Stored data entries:
···

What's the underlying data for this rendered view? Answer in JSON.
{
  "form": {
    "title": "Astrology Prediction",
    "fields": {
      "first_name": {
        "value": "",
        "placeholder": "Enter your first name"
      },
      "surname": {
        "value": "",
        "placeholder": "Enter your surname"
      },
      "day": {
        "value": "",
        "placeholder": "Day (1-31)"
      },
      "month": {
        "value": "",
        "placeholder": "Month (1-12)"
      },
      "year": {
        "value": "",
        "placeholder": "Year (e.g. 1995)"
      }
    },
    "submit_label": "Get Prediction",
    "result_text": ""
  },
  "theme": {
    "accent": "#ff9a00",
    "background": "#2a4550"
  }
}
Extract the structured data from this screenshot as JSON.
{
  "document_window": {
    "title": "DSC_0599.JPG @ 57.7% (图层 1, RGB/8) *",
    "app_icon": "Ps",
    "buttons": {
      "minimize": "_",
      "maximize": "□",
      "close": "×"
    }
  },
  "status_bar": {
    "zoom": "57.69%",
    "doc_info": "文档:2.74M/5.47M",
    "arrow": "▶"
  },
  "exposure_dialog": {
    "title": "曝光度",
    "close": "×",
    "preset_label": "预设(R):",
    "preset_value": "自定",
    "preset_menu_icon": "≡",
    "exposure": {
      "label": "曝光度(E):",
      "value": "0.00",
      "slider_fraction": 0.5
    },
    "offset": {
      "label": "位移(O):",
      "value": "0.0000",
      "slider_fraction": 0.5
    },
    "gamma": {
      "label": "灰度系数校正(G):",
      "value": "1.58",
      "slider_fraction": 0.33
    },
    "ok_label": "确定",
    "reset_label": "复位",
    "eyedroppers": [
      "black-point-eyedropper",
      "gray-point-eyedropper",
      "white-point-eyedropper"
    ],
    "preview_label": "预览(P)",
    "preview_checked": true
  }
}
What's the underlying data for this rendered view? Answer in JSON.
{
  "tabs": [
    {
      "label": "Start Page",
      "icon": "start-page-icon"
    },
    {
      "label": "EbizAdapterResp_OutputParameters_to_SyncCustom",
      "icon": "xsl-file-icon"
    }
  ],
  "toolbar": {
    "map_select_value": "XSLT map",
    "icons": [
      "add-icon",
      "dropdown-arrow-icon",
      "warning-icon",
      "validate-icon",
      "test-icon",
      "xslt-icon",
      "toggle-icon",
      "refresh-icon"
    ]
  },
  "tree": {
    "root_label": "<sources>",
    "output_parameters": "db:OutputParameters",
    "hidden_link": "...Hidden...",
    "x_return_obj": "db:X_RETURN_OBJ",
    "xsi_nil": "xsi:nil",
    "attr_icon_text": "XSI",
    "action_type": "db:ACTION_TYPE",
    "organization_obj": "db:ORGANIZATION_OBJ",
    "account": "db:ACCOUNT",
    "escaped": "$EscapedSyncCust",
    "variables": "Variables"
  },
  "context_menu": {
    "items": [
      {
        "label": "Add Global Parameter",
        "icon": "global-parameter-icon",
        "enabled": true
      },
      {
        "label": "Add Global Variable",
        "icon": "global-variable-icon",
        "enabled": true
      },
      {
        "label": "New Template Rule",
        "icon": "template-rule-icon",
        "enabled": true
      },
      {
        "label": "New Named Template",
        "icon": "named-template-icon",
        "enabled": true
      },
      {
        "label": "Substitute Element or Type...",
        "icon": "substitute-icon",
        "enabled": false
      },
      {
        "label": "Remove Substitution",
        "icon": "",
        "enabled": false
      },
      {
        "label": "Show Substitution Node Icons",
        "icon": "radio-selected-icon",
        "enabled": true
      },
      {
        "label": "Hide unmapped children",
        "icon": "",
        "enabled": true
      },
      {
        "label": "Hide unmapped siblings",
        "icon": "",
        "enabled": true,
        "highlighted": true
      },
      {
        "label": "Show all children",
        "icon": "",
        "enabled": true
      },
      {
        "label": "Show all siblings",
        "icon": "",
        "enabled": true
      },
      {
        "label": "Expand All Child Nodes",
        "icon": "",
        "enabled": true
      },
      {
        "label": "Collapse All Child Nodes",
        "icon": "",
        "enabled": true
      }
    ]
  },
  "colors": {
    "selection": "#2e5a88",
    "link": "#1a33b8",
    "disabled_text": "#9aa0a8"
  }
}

···

Exercise - Scan the data for the word "Prediction" and copy every line where it shows up.

Finished task -
    "title": "Astrology Prediction",
    "submit_label": "Get Prediction",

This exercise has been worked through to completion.